WORK TO COMPLETE :: Skip the pictures. Repeat everything else in the records word for word.

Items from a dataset
^^^^^^^^^^^^^^^^
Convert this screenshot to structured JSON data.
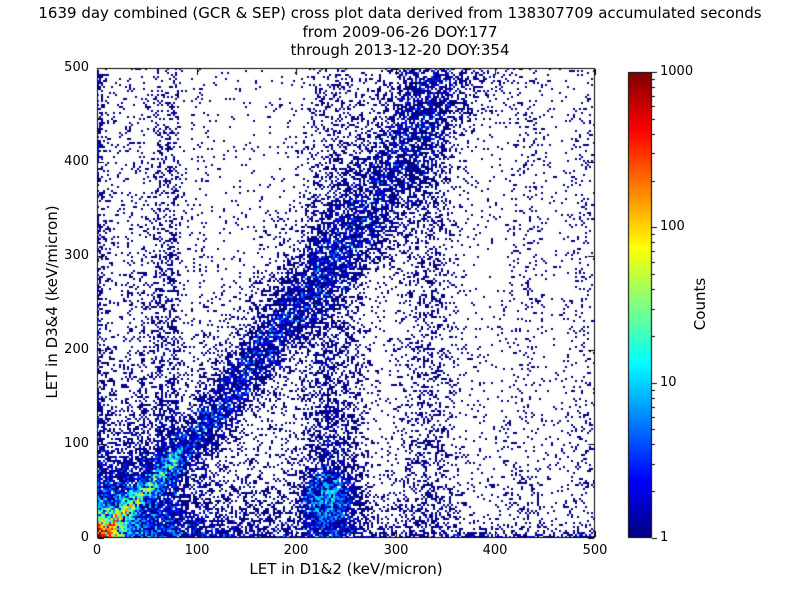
{
  "chart_data": {
    "type": "heatmap",
    "title_lines": [
      "1639 day combined (GCR & SEP) cross plot data derived from 138307709 accumulated seconds",
      "from 2009-06-26 DOY:177",
      "through 2013-12-20 DOY:354"
    ],
    "meta": {
      "days": 1639,
      "accumulated_seconds": 138307709,
      "start": "2009-06-26 DOY:177",
      "end": "2013-12-20 DOY:354"
    },
    "xlabel": "LET in D1&2 (keV/micron)",
    "ylabel": "LET in D3&4 (keV/micron)",
    "xlim": [
      0,
      500
    ],
    "ylim": [
      0,
      500
    ],
    "xticks": [
      0,
      100,
      200,
      300,
      400,
      500
    ],
    "yticks": [
      0,
      100,
      200,
      300,
      400,
      500
    ],
    "grid": false,
    "legend": null,
    "colorbar": {
      "label": "Counts",
      "scale": "log",
      "min": 1,
      "max": 1000,
      "ticks": [
        1,
        10,
        100,
        1000
      ],
      "tick_labels": [
        "1",
        "10",
        "100",
        "1000"
      ],
      "colormap": "jet"
    },
    "colors": {
      "background": "#ffffff",
      "frame": "#000000",
      "count_min_color": "#000080",
      "count_max_color": "#800000"
    },
    "seed": 42,
    "density_features": [
      {
        "kind": "bg",
        "name": "uniform-background-scatter",
        "base": 0.025,
        "amp": 0.12,
        "taux": 250,
        "tauy": 250
      },
      {
        "kind": "decay2d",
        "name": "bottom-fan",
        "amp": 2.2,
        "taux": 130,
        "tauy": 26
      },
      {
        "kind": "decay2d",
        "name": "bottom-fan-halo",
        "amp": 0.35,
        "taux": 260,
        "tauy": 70
      },
      {
        "kind": "decay2d",
        "name": "left-edge-column",
        "amp": 0.9,
        "taux": 2.5,
        "tauy": 99999
      },
      {
        "kind": "decay2d",
        "name": "left-edge-halo",
        "amp": 0.3,
        "taux": 12,
        "tauy": 99999
      },
      {
        "kind": "decay2d",
        "name": "bottom-edge-row",
        "amp": 1.0,
        "taux": 99999,
        "tauy": 2.5
      },
      {
        "kind": "decay2d",
        "name": "bottom-edge-halo",
        "amp": 0.3,
        "taux": 99999,
        "tauy": 8
      },
      {
        "kind": "blob",
        "name": "origin-hotspot-core",
        "x": 0,
        "y": 0,
        "sx": 6,
        "sy": 6,
        "amp": 900
      },
      {
        "kind": "blob",
        "name": "origin-hotspot-mid",
        "x": 0,
        "y": 0,
        "sx": 13,
        "sy": 13,
        "amp": 80
      },
      {
        "kind": "blob",
        "name": "origin-hotspot-shell",
        "x": 0,
        "y": 0,
        "sx": 28,
        "sy": 28,
        "amp": 8
      },
      {
        "kind": "blob",
        "name": "origin-hotspot-halo",
        "x": 0,
        "y": 0,
        "sx": 60,
        "sy": 60,
        "amp": 1.2
      },
      {
        "kind": "ridge",
        "name": "low-let-bright-diagonal",
        "x1": 0,
        "y1": 0,
        "x2": 78,
        "y2": 80,
        "w": 2.5,
        "amp0": 300,
        "amp1": 10
      },
      {
        "kind": "ridge",
        "name": "low-let-diagonal-halo",
        "x1": 0,
        "y1": 0,
        "x2": 78,
        "y2": 80,
        "w": 7,
        "amp0": 25,
        "amp1": 1.5
      },
      {
        "kind": "blob",
        "name": "ridge-end-knot",
        "x": 75,
        "y": 78,
        "sx": 6,
        "sy": 6,
        "amp": 10
      },
      {
        "kind": "path_band",
        "name": "gcr-diagonal-band",
        "points": [
          [
            0,
            0
          ],
          [
            60,
            62
          ],
          [
            120,
            132
          ],
          [
            200,
            248
          ],
          [
            260,
            330
          ],
          [
            310,
            420
          ],
          [
            345,
            500
          ]
        ],
        "w0": 5,
        "w1": 26,
        "amp0": 3,
        "amp1": 0.9,
        "halo_mult": 2.3,
        "halo_amp0": 0.3,
        "halo_amp1": 0.12
      },
      {
        "kind": "vband",
        "name": "vertical-streak-33",
        "x": 33,
        "w": 3,
        "amp": 0.4,
        "ytau": 400
      },
      {
        "kind": "vband",
        "name": "vertical-streak-47",
        "x": 47,
        "w": 3,
        "amp": 0.45,
        "ytau": 400
      },
      {
        "kind": "vband",
        "name": "vertical-streak-62",
        "x": 62,
        "w": 4,
        "amp": 0.7,
        "ytau": 500
      },
      {
        "kind": "vband",
        "name": "vertical-streak-76",
        "x": 76,
        "w": 4.5,
        "amp": 0.8,
        "ytau": 600
      },
      {
        "kind": "vband",
        "name": "vertical-streak-105",
        "x": 105,
        "w": 5,
        "amp": 0.18,
        "ytau": 300
      },
      {
        "kind": "vband",
        "name": "vertical-band-232",
        "x": 232,
        "w": 14,
        "amp": 1.4,
        "ytau": 150,
        "base": 0.18
      },
      {
        "kind": "vband",
        "name": "vertical-band-258",
        "x": 258,
        "w": 10,
        "amp": 0.45,
        "ytau": 220
      },
      {
        "kind": "vband",
        "name": "vertical-band-332",
        "x": 332,
        "w": 16,
        "amp": 0.35,
        "ytau": 99999
      },
      {
        "kind": "vband",
        "name": "vertical-streak-430",
        "x": 430,
        "w": 12,
        "amp": 0.1,
        "ytau": 99999
      },
      {
        "kind": "vband",
        "name": "vertical-streak-487",
        "x": 487,
        "w": 10,
        "amp": 0.12,
        "ytau": 99999
      },
      {
        "kind": "blob",
        "name": "cluster-230-42",
        "x": 230,
        "y": 42,
        "sx": 13,
        "sy": 15,
        "amp": 6
      }
    ]
  }
}
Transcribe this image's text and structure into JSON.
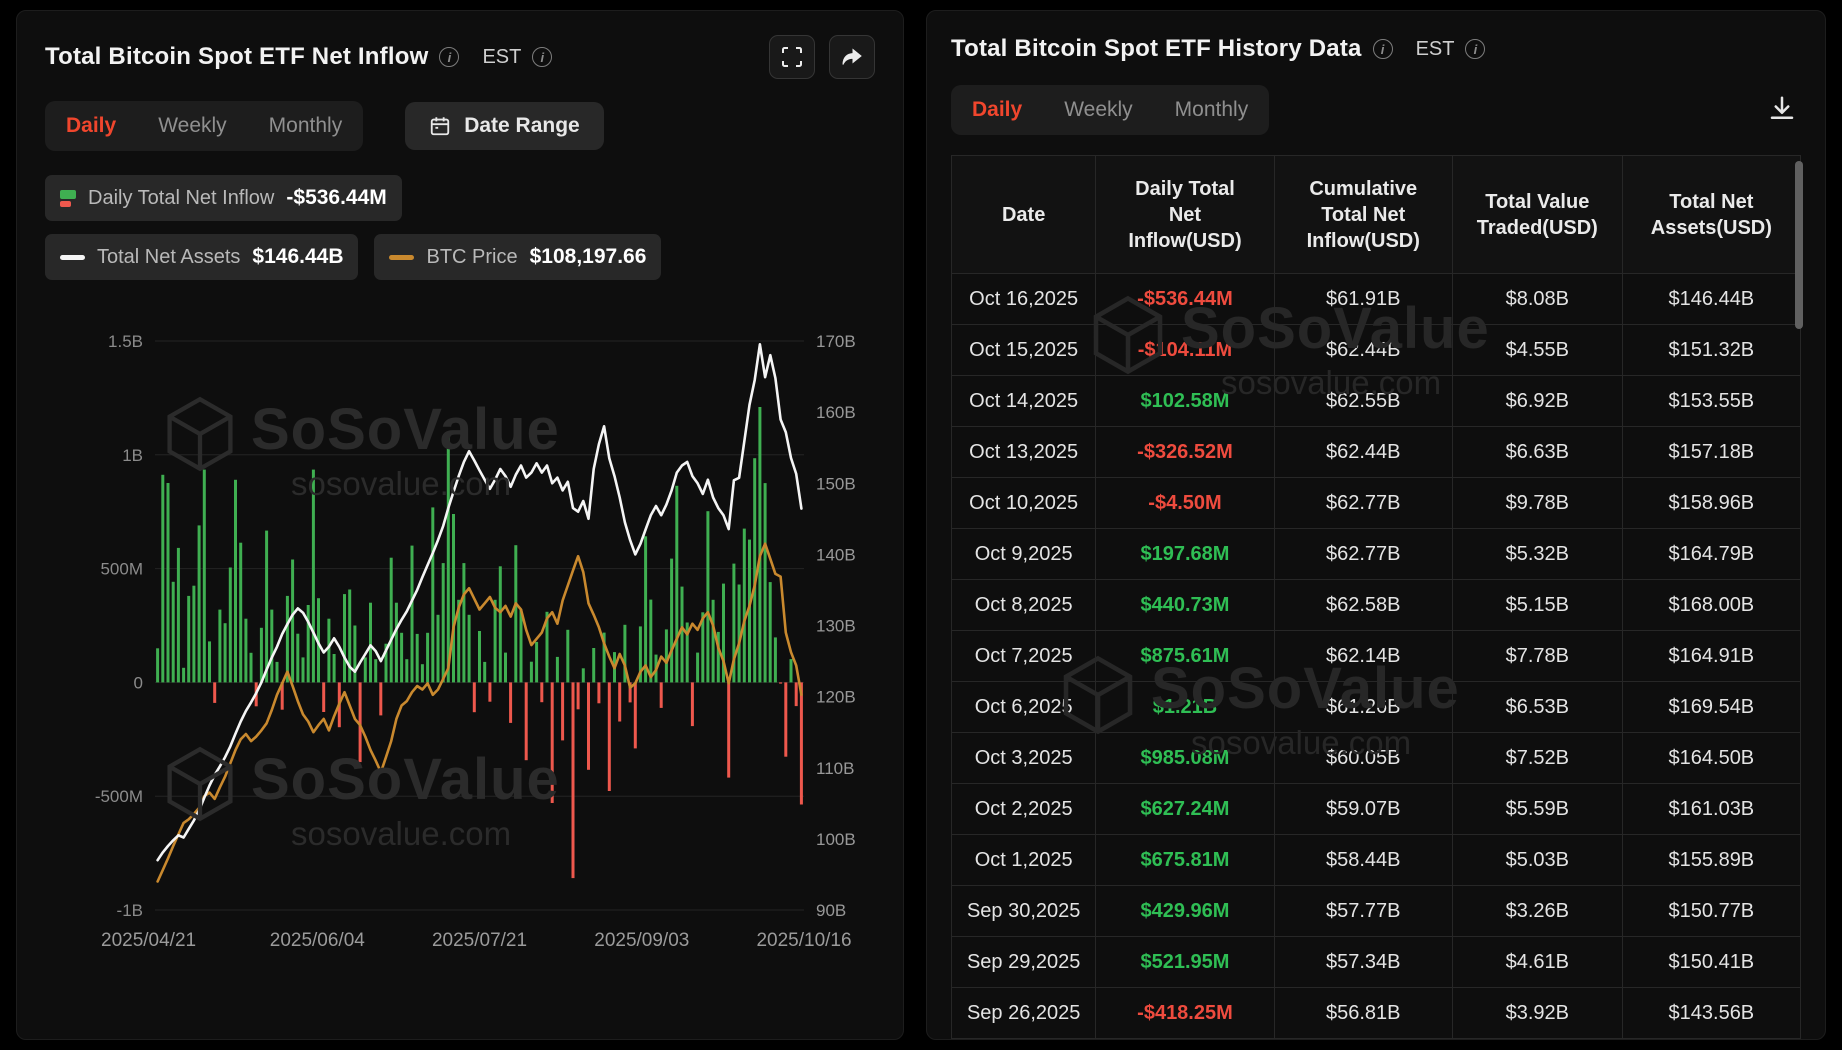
^^^^^^^^^^^^^^^^
FULL SOLUTION ::
Convert this screenshot to structured JSON data.
{
  "chart_data": {
    "type": "heatmap",
    "title_lines": [
      "1639 day combined (GCR & SEP) cross plot data derived from 138307709 accumulated seconds",
      "from 2009-06-26 DOY:177",
      "through 2013-12-20 DOY:354"
    ],
    "meta": {
      "days": 1639,
      "accumulated_seconds": 138307709,
      "start": "2009-06-26 DOY:177",
      "end": "2013-12-20 DOY:354"
    },
    "xlabel": "LET in D1&2 (keV/micron)",
    "ylabel": "LET in D3&4 (keV/micron)",
    "xlim": [
      0,
      500
    ],
    "ylim": [
      0,
      500
    ],
    "xticks": [
      0,
      100,
      200,
      300,
      400,
      500
    ],
    "yticks": [
      0,
      100,
      200,
      300,
      400,
      500
    ],
    "grid": false,
    "legend": null,
    "colorbar": {
      "label": "Counts",
      "scale": "log",
      "min": 1,
      "max": 1000,
      "ticks": [
        1,
        10,
        100,
        1000
      ],
      "tick_labels": [
        "1",
        "10",
        "100",
        "1000"
      ],
      "colormap": "jet"
    },
    "colors": {
      "background": "#ffffff",
      "frame": "#000000",
      "count_min_color": "#000080",
      "count_max_color": "#800000"
    },
    "seed": 42,
    "density_features": [
      {
        "kind": "bg",
        "name": "uniform-background-scatter",
        "base": 0.025,
        "amp": 0.12,
        "taux": 250,
        "tauy": 250
      },
      {
        "kind": "decay2d",
        "name": "bottom-fan",
        "amp": 2.2,
        "taux": 130,
        "tauy": 26
      },
      {
        "kind": "decay2d",
        "name": "bottom-fan-halo",
        "amp": 0.35,
        "taux": 260,
        "tauy": 70
      },
      {
        "kind": "decay2d",
        "name": "left-edge-column",
        "amp": 0.9,
        "taux": 2.5,
        "tauy": 99999
      },
      {
        "kind": "decay2d",
        "name": "left-edge-halo",
        "amp": 0.3,
        "taux": 12,
        "tauy": 99999
      },
      {
        "kind": "decay2d",
        "name": "bottom-edge-row",
        "amp": 1.0,
        "taux": 99999,
        "tauy": 2.5
      },
      {
        "kind": "decay2d",
        "name": "bottom-edge-halo",
        "amp": 0.3,
        "taux": 99999,
        "tauy": 8
      },
      {
        "kind": "blob",
        "name": "origin-hotspot-core",
        "x": 0,
        "y": 0,
        "sx": 6,
        "sy": 6,
        "amp": 900
      },
      {
        "kind": "blob",
        "name": "origin-hotspot-mid",
        "x": 0,
        "y": 0,
        "sx": 13,
        "sy": 13,
        "amp": 80
      },
      {
        "kind": "blob",
        "name": "origin-hotspot-shell",
        "x": 0,
        "y": 0,
        "sx": 28,
        "sy": 28,
        "amp": 8
      },
      {
        "kind": "blob",
        "name": "origin-hotspot-halo",
        "x": 0,
        "y": 0,
        "sx": 60,
        "sy": 60,
        "amp": 1.2
      },
      {
        "kind": "ridge",
        "name": "low-let-bright-diagonal",
        "x1": 0,
        "y1": 0,
        "x2": 78,
        "y2": 80,
        "w": 2.5,
        "amp0": 300,
        "amp1": 10
      },
      {
        "kind": "ridge",
        "name": "low-let-diagonal-halo",
        "x1": 0,
        "y1": 0,
        "x2": 78,
        "y2": 80,
        "w": 7,
        "amp0": 25,
        "amp1": 1.5
      },
      {
        "kind": "blob",
        "name": "ridge-end-knot",
        "x": 75,
        "y": 78,
        "sx": 6,
        "sy": 6,
        "amp": 10
      },
      {
        "kind": "path_band",
        "name": "gcr-diagonal-band",
        "points": [
          [
            0,
            0
          ],
          [
            60,
            62
          ],
          [
            120,
            132
          ],
          [
            200,
            248
          ],
          [
            260,
            330
          ],
          [
            310,
            420
          ],
          [
            345,
            500
          ]
        ],
        "w0": 5,
        "w1": 26,
        "amp0": 3,
        "amp1": 0.9,
        "halo_mult": 2.3,
        "halo_amp0": 0.3,
        "halo_amp1": 0.12
      },
      {
        "kind": "vband",
        "name": "vertical-streak-33",
        "x": 33,
        "w": 3,
        "amp": 0.4,
        "ytau": 400
      },
      {
        "kind": "vband",
        "name": "vertical-streak-47",
        "x": 47,
        "w": 3,
        "amp": 0.45,
        "ytau": 400
      },
      {
        "kind": "vband",
        "name": "vertical-streak-62",
        "x": 62,
        "w": 4,
        "amp": 0.7,
        "ytau": 500
      },
      {
        "kind": "vband",
        "name": "vertical-streak-76",
        "x": 76,
        "w": 4.5,
        "amp": 0.8,
        "ytau": 600
      },
      {
        "kind": "vband",
        "name": "vertical-streak-105",
        "x": 105,
        "w": 5,
        "amp": 0.18,
        "ytau": 300
      },
      {
        "kind": "vband",
        "name": "vertical-band-232",
        "x": 232,
        "w": 14,
        "amp": 1.4,
        "ytau": 150,
        "base": 0.18
      },
      {
        "kind": "vband",
        "name": "vertical-band-258",
        "x": 258,
        "w": 10,
        "amp": 0.45,
        "ytau": 220
      },
      {
        "kind": "vband",
        "name": "vertical-band-332",
        "x": 332,
        "w": 16,
        "amp": 0.35,
        "ytau": 99999
      },
      {
        "kind": "vband",
        "name": "vertical-streak-430",
        "x": 430,
        "w": 12,
        "amp": 0.1,
        "ytau": 99999
      },
      {
        "kind": "vband",
        "name": "vertical-streak-487",
        "x": 487,
        "w": 10,
        "amp": 0.12,
        "ytau": 99999
      },
      {
        "kind": "blob",
        "name": "cluster-230-42",
        "x": 230,
        "y": 42,
        "sx": 13,
        "sy": 15,
        "amp": 6
      }
    ]
  }
}
Transcribe this image's text and structure into JSON.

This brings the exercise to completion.